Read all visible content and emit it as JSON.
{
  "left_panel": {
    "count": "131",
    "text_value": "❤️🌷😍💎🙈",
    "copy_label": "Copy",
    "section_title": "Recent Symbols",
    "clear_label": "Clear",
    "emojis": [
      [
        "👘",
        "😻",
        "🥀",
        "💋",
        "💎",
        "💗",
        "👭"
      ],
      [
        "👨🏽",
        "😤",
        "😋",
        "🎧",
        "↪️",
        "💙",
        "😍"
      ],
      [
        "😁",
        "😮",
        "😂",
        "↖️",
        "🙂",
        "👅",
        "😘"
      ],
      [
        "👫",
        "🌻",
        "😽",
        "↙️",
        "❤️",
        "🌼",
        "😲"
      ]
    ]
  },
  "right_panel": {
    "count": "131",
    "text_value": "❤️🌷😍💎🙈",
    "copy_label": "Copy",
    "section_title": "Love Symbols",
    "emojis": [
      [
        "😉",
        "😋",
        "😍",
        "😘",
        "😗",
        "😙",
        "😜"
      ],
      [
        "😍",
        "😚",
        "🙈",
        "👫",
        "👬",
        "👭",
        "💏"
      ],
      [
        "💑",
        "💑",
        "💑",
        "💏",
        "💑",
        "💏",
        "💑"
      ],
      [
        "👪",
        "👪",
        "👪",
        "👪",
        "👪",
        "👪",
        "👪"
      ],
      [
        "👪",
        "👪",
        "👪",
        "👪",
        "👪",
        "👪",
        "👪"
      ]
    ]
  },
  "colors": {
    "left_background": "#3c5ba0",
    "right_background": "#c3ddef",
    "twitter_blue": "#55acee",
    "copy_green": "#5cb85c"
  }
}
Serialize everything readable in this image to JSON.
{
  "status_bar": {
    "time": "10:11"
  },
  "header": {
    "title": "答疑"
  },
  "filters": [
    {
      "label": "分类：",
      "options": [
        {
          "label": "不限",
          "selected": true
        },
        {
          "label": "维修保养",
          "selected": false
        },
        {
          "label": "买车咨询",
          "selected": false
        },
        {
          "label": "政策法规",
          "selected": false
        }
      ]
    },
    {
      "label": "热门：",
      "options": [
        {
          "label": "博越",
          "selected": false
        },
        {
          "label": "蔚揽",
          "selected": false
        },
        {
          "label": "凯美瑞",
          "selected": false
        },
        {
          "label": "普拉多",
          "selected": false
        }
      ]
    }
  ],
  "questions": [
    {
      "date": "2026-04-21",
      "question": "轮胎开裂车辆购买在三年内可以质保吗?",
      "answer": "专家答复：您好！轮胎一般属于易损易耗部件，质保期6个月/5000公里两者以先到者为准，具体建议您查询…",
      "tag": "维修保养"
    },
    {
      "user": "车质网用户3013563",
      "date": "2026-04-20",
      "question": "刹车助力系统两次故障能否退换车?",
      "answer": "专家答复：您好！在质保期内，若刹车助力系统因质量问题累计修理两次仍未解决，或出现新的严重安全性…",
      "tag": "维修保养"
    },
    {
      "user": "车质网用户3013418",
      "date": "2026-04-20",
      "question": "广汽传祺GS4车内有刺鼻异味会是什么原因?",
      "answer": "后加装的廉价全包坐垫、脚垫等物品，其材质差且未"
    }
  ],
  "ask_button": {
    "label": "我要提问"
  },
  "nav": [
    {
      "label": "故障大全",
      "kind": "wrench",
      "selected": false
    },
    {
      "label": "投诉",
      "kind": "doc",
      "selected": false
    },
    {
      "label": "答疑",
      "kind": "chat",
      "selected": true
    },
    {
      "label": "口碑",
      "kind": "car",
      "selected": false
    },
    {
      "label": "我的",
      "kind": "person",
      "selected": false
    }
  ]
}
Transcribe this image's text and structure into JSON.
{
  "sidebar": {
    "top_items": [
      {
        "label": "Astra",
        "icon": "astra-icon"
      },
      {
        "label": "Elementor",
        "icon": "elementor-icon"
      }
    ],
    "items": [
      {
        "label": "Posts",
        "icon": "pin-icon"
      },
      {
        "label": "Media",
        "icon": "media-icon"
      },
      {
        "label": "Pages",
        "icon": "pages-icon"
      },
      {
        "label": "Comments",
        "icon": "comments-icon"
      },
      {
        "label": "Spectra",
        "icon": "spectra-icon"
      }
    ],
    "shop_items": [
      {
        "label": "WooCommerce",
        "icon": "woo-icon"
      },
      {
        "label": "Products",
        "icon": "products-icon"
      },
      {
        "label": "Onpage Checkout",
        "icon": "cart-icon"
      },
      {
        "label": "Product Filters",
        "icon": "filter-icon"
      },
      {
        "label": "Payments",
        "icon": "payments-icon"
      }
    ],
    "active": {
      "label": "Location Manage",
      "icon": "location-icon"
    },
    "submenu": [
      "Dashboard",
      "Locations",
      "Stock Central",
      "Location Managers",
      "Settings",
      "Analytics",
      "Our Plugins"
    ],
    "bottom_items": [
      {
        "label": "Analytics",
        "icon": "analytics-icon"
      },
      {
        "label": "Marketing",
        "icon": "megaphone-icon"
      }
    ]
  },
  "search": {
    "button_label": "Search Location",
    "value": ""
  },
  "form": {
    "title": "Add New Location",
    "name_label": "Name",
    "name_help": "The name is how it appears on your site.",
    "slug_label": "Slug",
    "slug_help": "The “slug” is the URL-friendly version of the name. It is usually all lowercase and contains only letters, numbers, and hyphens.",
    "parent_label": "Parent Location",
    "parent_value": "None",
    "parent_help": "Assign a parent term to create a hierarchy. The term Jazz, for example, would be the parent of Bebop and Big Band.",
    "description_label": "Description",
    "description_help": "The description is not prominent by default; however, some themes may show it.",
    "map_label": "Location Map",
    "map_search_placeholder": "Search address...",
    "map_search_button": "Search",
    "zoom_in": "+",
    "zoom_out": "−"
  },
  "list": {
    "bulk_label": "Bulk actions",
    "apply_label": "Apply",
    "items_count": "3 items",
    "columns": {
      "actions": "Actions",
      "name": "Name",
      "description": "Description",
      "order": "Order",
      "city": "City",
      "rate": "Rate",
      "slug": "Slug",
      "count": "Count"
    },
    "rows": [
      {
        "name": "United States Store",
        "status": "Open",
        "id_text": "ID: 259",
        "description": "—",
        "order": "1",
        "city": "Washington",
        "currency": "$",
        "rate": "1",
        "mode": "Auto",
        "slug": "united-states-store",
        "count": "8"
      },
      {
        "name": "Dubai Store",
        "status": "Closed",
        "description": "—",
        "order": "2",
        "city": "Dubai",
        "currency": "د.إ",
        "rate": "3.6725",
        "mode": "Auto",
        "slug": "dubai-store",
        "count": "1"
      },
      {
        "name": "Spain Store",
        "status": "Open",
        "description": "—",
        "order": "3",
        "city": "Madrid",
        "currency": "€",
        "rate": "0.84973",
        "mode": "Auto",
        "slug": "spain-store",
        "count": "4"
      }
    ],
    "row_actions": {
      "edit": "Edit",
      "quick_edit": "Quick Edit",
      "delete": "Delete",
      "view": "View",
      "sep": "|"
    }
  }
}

--- Your goal ---
Extract all lines from the data in which "answer" is found.

--- Exercise result ---
      "answer": "专家答复：您好！轮胎一般属于易损易耗部件，质保期6个月/5000公里两者以先到者为准，具体建议您查询…",
      "answer": "专家答复：您好！在质保期内，若刹车助力系统因质量问题累计修理两次仍未解决，或出现新的严重安全性…",
      "answer": "后加装的廉价全包坐垫、脚垫等物品，其材质差且未"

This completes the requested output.